### Selected extract
# Working with different file formats

- JSON (java script object notation)
- CSV (Command Seperated Values)
- Excel
- Avro

![title](images/data_gen.jpeg)

As a data person you will deal with various type of data and it's important to learn how to handle these file formats

# Working in JSON files
***
Since its inception, JSON has quickly become the de facto standard for information exchange.

Chances are you’re here because you need to transport some data from here to there. Perhaps you’re gathering information through an API or storing your data in a document database.

One way or another, you’re up to your neck in JSON, and you’ve got to Python your way out.

## A (Very) Brief History of JSON


JSON stangs for JavaScript Object Notation was inspired by a subset of the JavaScript programming language dealing with object literal syntax.

Ultimately, the community at large adopted JSON because it’s easy for both humans and machines to create and understand.

### Look, it’s JSON!

### List of tasks
1. Please rewrite the paragraph of the file formats page that begins "Chances are you’re here" as a single shorter sentence.
2. Extend the file formats page, starting right after its last heading, "Look, it’s JSON!"

### Extracted information
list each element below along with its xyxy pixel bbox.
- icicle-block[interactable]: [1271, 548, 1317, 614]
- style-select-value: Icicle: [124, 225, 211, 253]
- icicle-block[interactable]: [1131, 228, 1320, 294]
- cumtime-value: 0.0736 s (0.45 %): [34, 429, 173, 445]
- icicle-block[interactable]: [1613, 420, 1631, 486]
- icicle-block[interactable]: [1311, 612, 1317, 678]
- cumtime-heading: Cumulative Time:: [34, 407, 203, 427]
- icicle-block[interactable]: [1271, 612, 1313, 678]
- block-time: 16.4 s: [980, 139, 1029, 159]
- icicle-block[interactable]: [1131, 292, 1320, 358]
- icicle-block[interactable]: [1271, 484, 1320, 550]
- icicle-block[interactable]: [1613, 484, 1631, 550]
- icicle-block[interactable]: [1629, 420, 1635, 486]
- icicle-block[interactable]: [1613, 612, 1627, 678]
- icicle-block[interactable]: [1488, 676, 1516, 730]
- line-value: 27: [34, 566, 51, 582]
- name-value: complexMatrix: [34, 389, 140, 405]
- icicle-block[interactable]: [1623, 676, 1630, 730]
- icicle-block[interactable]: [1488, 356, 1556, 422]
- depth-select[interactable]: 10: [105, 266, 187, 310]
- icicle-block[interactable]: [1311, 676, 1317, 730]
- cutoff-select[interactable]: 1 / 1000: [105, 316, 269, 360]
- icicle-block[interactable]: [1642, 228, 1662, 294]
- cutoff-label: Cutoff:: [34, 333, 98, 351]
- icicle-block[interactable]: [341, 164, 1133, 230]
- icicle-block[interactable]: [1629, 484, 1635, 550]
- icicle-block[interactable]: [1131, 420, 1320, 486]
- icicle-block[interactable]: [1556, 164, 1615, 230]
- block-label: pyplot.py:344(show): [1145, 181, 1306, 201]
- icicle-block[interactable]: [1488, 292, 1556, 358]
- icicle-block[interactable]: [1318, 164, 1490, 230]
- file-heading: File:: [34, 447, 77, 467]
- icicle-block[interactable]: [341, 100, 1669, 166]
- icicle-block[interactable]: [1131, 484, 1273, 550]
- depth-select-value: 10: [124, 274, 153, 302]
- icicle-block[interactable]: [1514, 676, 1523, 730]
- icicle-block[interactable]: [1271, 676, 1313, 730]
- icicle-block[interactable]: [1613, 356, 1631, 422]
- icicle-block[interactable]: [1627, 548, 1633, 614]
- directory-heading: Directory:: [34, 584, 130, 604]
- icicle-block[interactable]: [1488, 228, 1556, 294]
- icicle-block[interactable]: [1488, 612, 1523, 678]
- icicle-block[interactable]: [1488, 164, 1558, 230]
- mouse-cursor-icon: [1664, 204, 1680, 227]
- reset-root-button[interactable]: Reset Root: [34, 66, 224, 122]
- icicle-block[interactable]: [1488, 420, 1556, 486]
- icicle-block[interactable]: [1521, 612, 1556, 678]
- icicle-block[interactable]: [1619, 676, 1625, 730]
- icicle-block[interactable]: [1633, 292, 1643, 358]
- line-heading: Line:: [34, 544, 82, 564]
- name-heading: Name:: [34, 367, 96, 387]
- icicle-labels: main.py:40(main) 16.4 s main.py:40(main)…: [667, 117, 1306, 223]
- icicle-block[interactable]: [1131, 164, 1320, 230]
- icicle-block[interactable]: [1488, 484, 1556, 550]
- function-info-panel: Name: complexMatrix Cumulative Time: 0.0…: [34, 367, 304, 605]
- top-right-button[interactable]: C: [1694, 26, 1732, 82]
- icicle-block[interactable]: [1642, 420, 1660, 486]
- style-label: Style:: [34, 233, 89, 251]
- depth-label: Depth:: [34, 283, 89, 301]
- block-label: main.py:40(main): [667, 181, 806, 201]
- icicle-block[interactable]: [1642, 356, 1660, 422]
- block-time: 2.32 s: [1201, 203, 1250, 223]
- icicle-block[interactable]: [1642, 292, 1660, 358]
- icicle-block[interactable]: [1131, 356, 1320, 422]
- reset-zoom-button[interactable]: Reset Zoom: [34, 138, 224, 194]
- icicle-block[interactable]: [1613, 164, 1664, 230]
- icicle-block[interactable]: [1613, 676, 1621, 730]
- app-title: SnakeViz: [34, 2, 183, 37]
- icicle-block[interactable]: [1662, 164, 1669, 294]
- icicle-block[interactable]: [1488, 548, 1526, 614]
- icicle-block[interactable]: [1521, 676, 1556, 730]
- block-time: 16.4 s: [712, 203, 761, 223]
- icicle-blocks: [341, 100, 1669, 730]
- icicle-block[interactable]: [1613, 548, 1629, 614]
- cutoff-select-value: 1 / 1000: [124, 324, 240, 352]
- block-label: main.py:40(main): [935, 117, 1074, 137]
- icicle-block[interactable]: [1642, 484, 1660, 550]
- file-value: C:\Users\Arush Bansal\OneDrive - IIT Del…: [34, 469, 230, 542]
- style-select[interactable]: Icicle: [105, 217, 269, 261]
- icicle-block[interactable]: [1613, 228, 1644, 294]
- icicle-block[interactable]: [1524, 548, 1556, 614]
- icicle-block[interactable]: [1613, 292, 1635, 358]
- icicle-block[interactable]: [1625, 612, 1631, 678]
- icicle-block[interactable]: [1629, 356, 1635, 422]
...
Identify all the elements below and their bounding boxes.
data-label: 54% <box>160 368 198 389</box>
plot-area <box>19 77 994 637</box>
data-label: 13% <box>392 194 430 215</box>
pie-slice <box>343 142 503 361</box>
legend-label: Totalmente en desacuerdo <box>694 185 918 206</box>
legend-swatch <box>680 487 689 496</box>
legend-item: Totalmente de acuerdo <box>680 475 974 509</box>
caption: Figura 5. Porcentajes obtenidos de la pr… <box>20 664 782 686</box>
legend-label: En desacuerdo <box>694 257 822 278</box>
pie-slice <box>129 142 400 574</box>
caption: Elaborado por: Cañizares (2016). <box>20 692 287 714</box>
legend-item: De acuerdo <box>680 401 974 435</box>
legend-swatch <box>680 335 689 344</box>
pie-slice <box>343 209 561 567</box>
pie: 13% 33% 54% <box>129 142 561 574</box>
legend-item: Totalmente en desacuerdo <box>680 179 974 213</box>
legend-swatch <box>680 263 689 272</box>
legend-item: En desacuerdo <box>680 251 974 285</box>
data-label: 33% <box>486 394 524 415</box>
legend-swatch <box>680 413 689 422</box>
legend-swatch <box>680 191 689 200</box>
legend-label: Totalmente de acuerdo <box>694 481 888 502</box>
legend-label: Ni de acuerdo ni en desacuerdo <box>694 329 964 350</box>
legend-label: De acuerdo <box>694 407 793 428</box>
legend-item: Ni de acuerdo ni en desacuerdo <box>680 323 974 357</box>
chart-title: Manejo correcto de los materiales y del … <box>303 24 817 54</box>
--
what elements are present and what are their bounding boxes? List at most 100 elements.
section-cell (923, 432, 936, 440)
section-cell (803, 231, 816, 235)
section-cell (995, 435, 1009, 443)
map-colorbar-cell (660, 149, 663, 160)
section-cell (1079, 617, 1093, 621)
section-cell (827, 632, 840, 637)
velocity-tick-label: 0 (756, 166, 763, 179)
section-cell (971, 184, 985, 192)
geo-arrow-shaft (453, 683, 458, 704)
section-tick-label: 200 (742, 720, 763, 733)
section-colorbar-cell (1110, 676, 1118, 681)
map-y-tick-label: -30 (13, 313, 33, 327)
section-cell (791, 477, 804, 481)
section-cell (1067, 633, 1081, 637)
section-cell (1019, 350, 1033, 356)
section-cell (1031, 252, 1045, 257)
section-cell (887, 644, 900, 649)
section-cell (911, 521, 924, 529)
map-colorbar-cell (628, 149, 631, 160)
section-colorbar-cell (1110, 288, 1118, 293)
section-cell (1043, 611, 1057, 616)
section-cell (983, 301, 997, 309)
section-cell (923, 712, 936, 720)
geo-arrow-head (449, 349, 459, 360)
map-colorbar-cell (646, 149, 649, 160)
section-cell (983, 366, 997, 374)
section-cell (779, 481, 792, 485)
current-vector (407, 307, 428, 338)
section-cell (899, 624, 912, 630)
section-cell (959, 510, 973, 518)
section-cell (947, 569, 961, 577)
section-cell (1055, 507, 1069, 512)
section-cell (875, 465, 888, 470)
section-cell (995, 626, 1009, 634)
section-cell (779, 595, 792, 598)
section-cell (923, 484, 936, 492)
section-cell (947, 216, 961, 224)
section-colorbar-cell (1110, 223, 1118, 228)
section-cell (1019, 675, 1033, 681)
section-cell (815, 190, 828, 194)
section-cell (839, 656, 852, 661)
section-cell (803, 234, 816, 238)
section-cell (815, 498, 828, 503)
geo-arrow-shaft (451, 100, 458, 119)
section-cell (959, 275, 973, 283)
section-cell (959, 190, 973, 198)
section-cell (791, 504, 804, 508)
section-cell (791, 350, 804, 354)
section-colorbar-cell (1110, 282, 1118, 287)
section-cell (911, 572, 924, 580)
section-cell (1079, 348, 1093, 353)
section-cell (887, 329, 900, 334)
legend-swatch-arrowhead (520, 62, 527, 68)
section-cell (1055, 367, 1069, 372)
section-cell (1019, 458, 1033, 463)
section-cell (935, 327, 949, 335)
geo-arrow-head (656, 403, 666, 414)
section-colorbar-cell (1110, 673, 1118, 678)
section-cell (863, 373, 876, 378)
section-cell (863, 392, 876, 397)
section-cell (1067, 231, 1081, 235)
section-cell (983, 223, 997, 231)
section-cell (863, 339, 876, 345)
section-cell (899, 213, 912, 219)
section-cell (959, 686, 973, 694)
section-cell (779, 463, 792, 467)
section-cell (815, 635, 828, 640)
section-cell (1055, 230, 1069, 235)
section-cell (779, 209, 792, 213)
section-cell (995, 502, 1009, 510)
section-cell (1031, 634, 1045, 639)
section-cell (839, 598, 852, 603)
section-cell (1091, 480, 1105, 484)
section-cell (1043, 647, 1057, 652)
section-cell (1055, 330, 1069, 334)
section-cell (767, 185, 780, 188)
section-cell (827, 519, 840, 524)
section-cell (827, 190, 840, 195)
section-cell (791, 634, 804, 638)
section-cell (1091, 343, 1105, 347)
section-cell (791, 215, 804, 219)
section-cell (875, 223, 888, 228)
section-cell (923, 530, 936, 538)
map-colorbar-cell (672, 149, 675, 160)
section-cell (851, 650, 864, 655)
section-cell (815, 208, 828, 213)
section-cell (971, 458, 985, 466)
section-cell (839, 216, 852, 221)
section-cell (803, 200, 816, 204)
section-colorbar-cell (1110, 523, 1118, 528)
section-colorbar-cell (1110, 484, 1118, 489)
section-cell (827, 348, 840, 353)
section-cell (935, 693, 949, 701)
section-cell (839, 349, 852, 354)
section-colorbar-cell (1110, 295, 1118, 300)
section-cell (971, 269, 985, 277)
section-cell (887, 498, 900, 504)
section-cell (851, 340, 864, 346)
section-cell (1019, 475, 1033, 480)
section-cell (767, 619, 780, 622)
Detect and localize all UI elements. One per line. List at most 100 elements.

### Expected answers
1. You probably need to move data from one place to another, perhaps by gathering it through an API or by storing it in a document database.

2.
    {
        "firstName": "Jane",
        "lastName": "Doe",
        "hobbies": ["running", "sky diving", "singing"],
        "age": 35,
        "children": [
            {
                "firstName": "Alice",
                "age": 6
            },
            {
                "firstName": "Bob",
                "age": 8
            }
        ]
    }
### Does this look similar to something?

YES! Python **dictionary!**


# Writing JSON files

In [1]:
import json

In [2]:
data = {
    "president": {
        "name": "Zaphod Beeblebrox",
        "species": "Betelgeusian"
    }
}

In [3]:
#Save Json data into Json file With open("file_name", "mode")
with open("data_file.json", "w") as write_file:
    json.dump(data, write_file)

Note that dump() takes two positional arguments:

   1. the data object to be serialized, and
   2. the file-like object to which the bytes will be written.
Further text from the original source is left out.